**Given problem**
Give back each entry unchanged, minus pictures.
─── Information shown ───
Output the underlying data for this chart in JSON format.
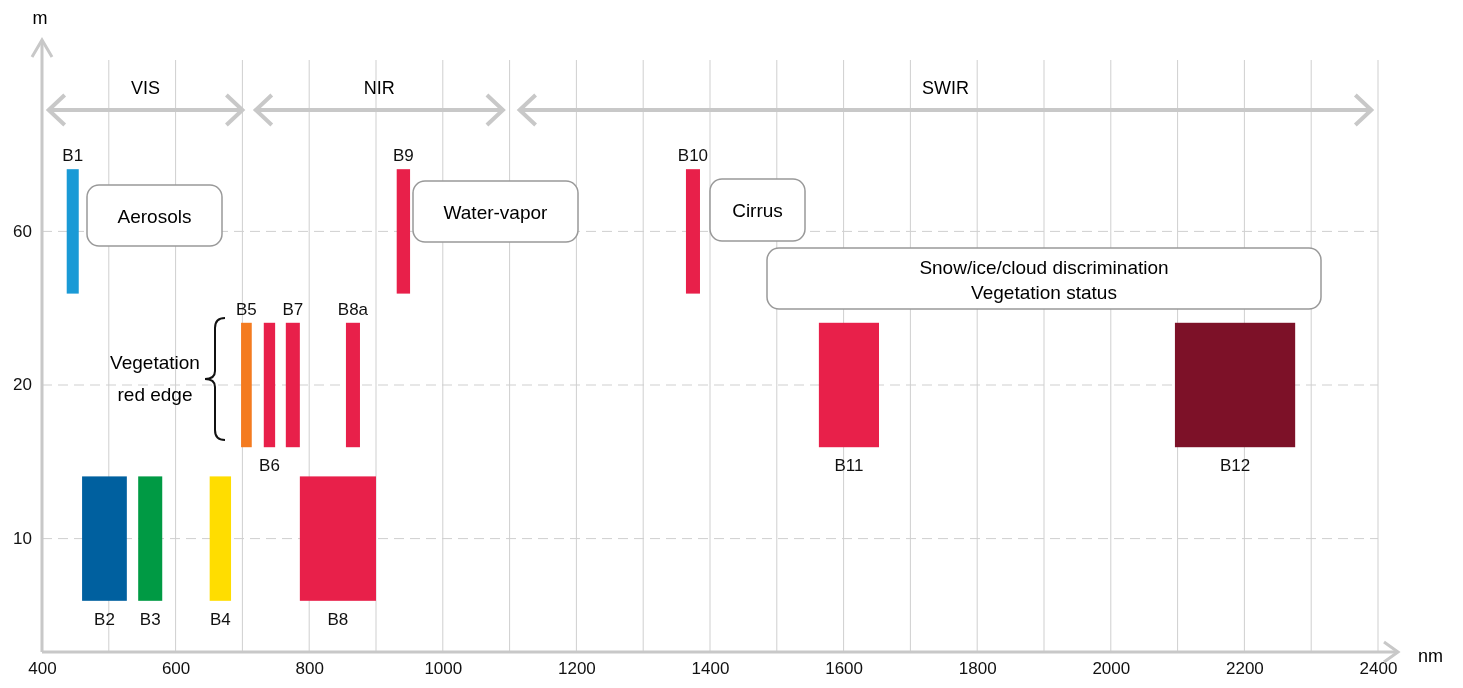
{
  "chart_data": {
    "type": "bar",
    "orientation": "horizontal",
    "xlabel": "nm",
    "categories": [
      "60",
      "20",
      "10"
    ],
    "xlim": [
      400,
      2400
    ],
    "xticks": [
      400,
      {
        "value": 500,
        "label": null
      },
      600,
      {
        "value": 700,
        "label": null
      },
      800,
      {
        "value": 900,
        "label": null
      },
      1000,
      {
        "value": 1100,
        "label": null
      },
      1200,
      {
        "value": 1300,
        "label": null
      },
      1400,
      {
        "value": 1500,
        "label": null
      },
      1600,
      {
        "value": 1700,
        "label": null
      },
      1800,
      {
        "value": 1900,
        "label": null
      },
      2000,
      {
        "value": 2100,
        "label": null
      },
      2200,
      {
        "value": 2300,
        "label": null
      },
      2400
    ],
    "grid": true,
    "series": [
      {
        "name": "B1",
        "color": "#1a9ad6",
        "values": [
          18,
          null,
          null
        ],
        "base": [
          437,
          null,
          null
        ]
      },
      {
        "name": "B2",
        "color": "#00609f",
        "values": [
          null,
          null,
          67
        ],
        "base": [
          null,
          null,
          460
        ]
      },
      {
        "name": "B3",
        "color": "#009a44",
        "values": [
          null,
          null,
          36
        ],
        "base": [
          null,
          null,
          544
        ]
      },
      {
        "name": "B4",
        "color": "#ffdd00",
        "values": [
          null,
          null,
          32
        ],
        "base": [
          null,
          null,
          651
        ]
      },
      {
        "name": "B5",
        "color": "#f47b20",
        "values": [
          null,
          16,
          null
        ],
        "base": [
          null,
          698,
          null
        ]
      },
      {
        "name": "B6",
        "color": "#e8204a",
        "values": [
          null,
          17,
          null
        ],
        "base": [
          null,
          732,
          null
        ]
      },
      {
        "name": "B7",
        "color": "#e8204a",
        "values": [
          null,
          21,
          null
        ],
        "base": [
          null,
          765,
          null
        ]
      },
      {
        "name": "B8",
        "color": "#e8204a",
        "values": [
          null,
          null,
          114
        ],
        "base": [
          null,
          null,
          786
        ]
      },
      {
        "name": "B8a",
        "color": "#e8204a",
        "values": [
          null,
          21,
          null
        ],
        "base": [
          null,
          855,
          null
        ]
      },
      {
        "name": "B9",
        "color": "#e8204a",
        "values": [
          20,
          null,
          null
        ],
        "base": [
          931,
          null,
          null
        ]
      },
      {
        "name": "B10",
        "color": "#e8204a",
        "values": [
          21,
          null,
          null
        ],
        "base": [
          1364,
          null,
          null
        ]
      },
      {
        "name": "B11",
        "color": "#e8204a",
        "values": [
          null,
          90,
          null
        ],
        "base": [
          null,
          1563,
          null
        ]
      },
      {
        "name": "B12",
        "color": "#7d1128",
        "values": [
          null,
          180,
          null
        ],
        "base": [
          null,
          2096,
          null
        ]
      }
    ],
    "annotations": [
      "VIS",
      "NIR",
      "SWIR",
      "Aerosols",
      "Water-vapor",
      "Cirrus",
      "Snow/ice/cloud discrimination\nVegetation status",
      "Vegetation\nred edge",
      "m"
    ]
  }
}
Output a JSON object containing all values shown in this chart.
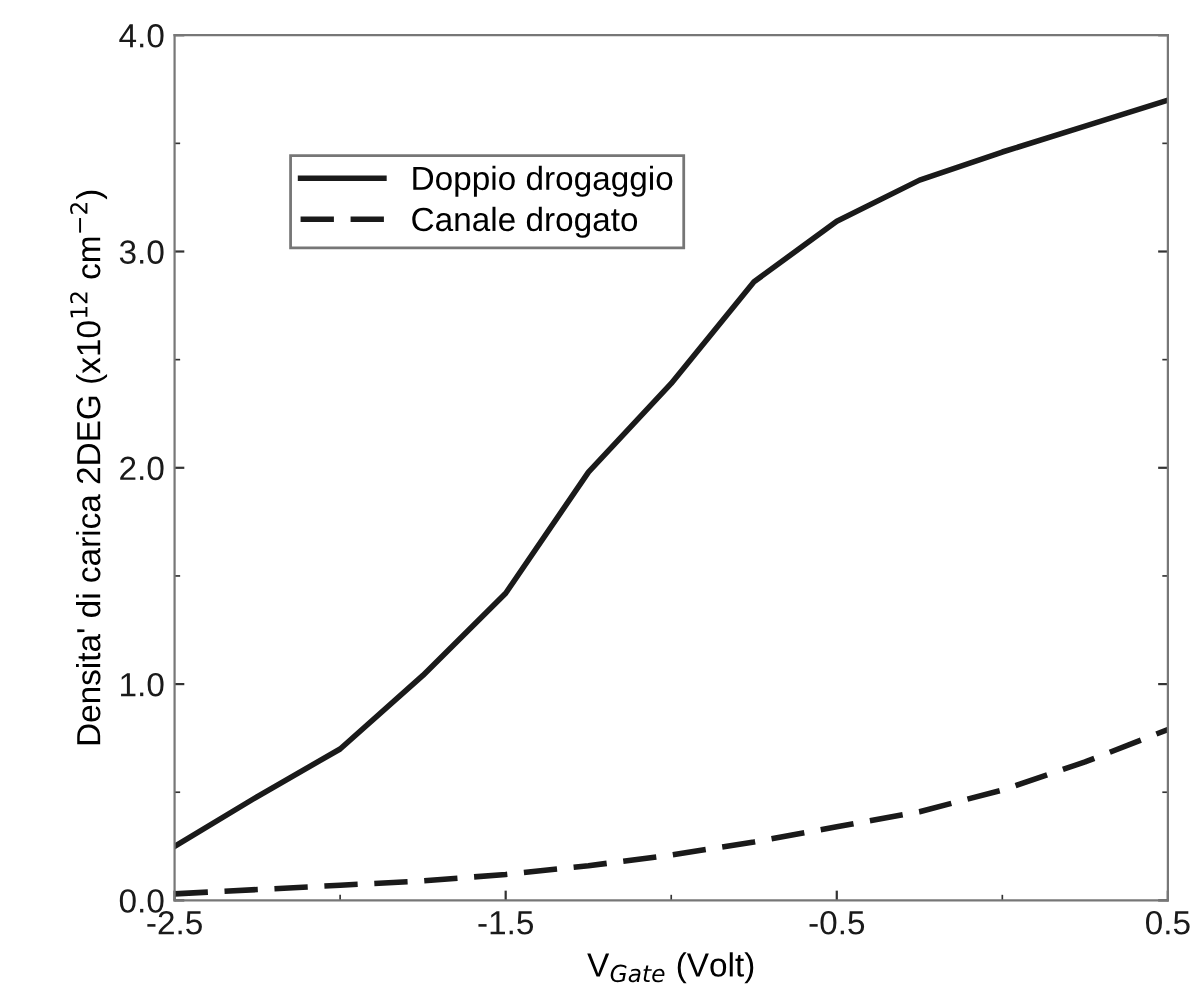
{
  "chart_data": {
    "type": "line",
    "xlabel": "V$_{Gate}$ (Volt)",
    "ylabel": "Densita' di carica 2DEG (x10$^{12}$ cm$^{−2}$)",
    "x": [
      -2.5,
      -2.25,
      -2.0,
      -1.75,
      -1.5,
      -1.25,
      -1.0,
      -0.75,
      -0.5,
      -0.25,
      0.0,
      0.25,
      0.5
    ],
    "series": [
      {
        "name": "Doppio drogaggio",
        "color": "#1a1a1a",
        "line_style": "solid",
        "values": [
          0.25,
          0.48,
          0.7,
          1.04,
          1.42,
          1.98,
          2.39,
          2.86,
          3.14,
          3.33,
          3.46,
          3.58,
          3.7
        ]
      },
      {
        "name": "Canale drogato",
        "color": "#1a1a1a",
        "line_style": "dashed",
        "values": [
          0.03,
          0.05,
          0.07,
          0.09,
          0.12,
          0.16,
          0.21,
          0.27,
          0.34,
          0.41,
          0.51,
          0.64,
          0.79
        ]
      }
    ],
    "xlim": [
      -2.5,
      0.5
    ],
    "xticks": [
      -2.5,
      -1.5,
      -0.5,
      0.5
    ],
    "ylim": [
      0.0,
      4.0
    ],
    "yticks": [
      {
        "value": 0,
        "label": "0.0"
      },
      {
        "value": 1,
        "label": "1.0"
      },
      {
        "value": 2,
        "label": "2.0"
      },
      {
        "value": 3,
        "label": "3.0"
      },
      {
        "value": 4,
        "label": "4.0"
      }
    ],
    "grid": false,
    "legend": "top left",
    "marker": "none"
  }
}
───
**Reply**
Output the underlying data for this chart in JSON format.
{
  "chart_data": {
    "type": "bar",
    "orientation": "horizontal",
    "xlabel": "nm",
    "categories": [
      "60",
      "20",
      "10"
    ],
    "xlim": [
      400,
      2400
    ],
    "xticks": [
      400,
      {
        "value": 500,
        "label": null
      },
      600,
      {
        "value": 700,
        "label": null
      },
      800,
      {
        "value": 900,
        "label": null
      },
      1000,
      {
        "value": 1100,
        "label": null
      },
      1200,
      {
        "value": 1300,
        "label": null
      },
      1400,
      {
        "value": 1500,
        "label": null
      },
      1600,
      {
        "value": 1700,
        "label": null
      },
      1800,
      {
        "value": 1900,
        "label": null
      },
      2000,
      {
        "value": 2100,
        "label": null
      },
      2200,
      {
        "value": 2300,
        "label": null
      },
      2400
    ],
    "grid": true,
    "series": [
      {
        "name": "B1",
        "color": "#1a9ad6",
        "values": [
          18,
          null,
          null
        ],
        "base": [
          437,
          null,
          null
        ]
      },
      {
        "name": "B2",
        "color": "#00609f",
        "values": [
          null,
          null,
          67
        ],
        "base": [
          null,
          null,
          460
        ]
      },
      {
        "name": "B3",
        "color": "#009a44",
        "values": [
          null,
          null,
          36
        ],
        "base": [
          null,
          null,
          544
        ]
      },
      {
        "name": "B4",
        "color": "#ffdd00",
        "values": [
          null,
          null,
          32
        ],
        "base": [
          null,
          null,
          651
        ]
      },
      {
        "name": "B5",
        "color": "#f47b20",
        "values": [
          null,
          16,
          null
        ],
        "base": [
          null,
          698,
          null
        ]
      },
      {
        "name": "B6",
        "color": "#e8204a",
        "values": [
          null,
          17,
          null
        ],
        "base": [
          null,
          732,
          null
        ]
      },
      {
        "name": "B7",
        "color": "#e8204a",
        "values": [
          null,
          21,
          null
        ],
        "base": [
          null,
          765,
          null
        ]
      },
      {
        "name": "B8",
        "color": "#e8204a",
        "values": [
          null,
          null,
          114
        ],
        "base": [
          null,
          null,
          786
        ]
      },
      {
        "name": "B8a",
        "color": "#e8204a",
        "values": [
          null,
          21,
          null
        ],
        "base": [
          null,
          855,
          null
        ]
      },
      {
        "name": "B9",
        "color": "#e8204a",
        "values": [
          20,
          null,
          null
        ],
        "base": [
          931,
          null,
          null
        ]
      },
      {
        "name": "B10",
        "color": "#e8204a",
        "values": [
          21,
          null,
          null
        ],
        "base": [
          1364,
          null,
          null
        ]
      },
      {
        "name": "B11",
        "color": "#e8204a",
        "values": [
          null,
          90,
          null
        ],
        "base": [
          null,
          1563,
          null
        ]
      },
      {
        "name": "B12",
        "color": "#7d1128",
        "values": [
          null,
          180,
          null
        ],
        "base": [
          null,
          2096,
          null
        ]
      }
    ],
    "annotations": [
      "VIS",
      "NIR",
      "SWIR",
      "Aerosols",
      "Water-vapor",
      "Cirrus",
      "Snow/ice/cloud discrimination\nVegetation status",
      "Vegetation\nred edge",
      "m"
    ]
  }
}
Output a JSON object containing all values shown in this chart.
{
  "chart_data": {
    "type": "line",
    "xlabel": "V$_{Gate}$ (Volt)",
    "ylabel": "Densita' di carica 2DEG (x10$^{12}$ cm$^{−2}$)",
    "x": [
      -2.5,
      -2.25,
      -2.0,
      -1.75,
      -1.5,
      -1.25,
      -1.0,
      -0.75,
      -0.5,
      -0.25,
      0.0,
      0.25,
      0.5
    ],
    "series": [
      {
        "name": "Doppio drogaggio",
        "color": "#1a1a1a",
        "line_style": "solid",
        "values": [
          0.25,
          0.48,
          0.7,
          1.04,
          1.42,
          1.98,
          2.39,
          2.86,
          3.14,
          3.33,
          3.46,
          3.58,
          3.7
        ]
      },
      {
        "name": "Canale drogato",
        "color": "#1a1a1a",
        "line_style": "dashed",
        "values": [
          0.03,
          0.05,
          0.07,
          0.09,
          0.12,
          0.16,
          0.21,
          0.27,
          0.34,
          0.41,
          0.51,
          0.64,
          0.79
        ]
      }
    ],
    "xlim": [
      -2.5,
      0.5
    ],
    "xticks": [
      -2.5,
      -1.5,
      -0.5,
      0.5
    ],
    "ylim": [
      0.0,
      4.0
    ],
    "yticks": [
      {
        "value": 0,
        "label": "0.0"
      },
      {
        "value": 1,
        "label": "1.0"
      },
      {
        "value": 2,
        "label": "2.0"
      },
      {
        "value": 3,
        "label": "3.0"
      },
      {
        "value": 4,
        "label": "4.0"
      }
    ],
    "grid": false,
    "legend": "top left",
    "marker": "none"
  }
}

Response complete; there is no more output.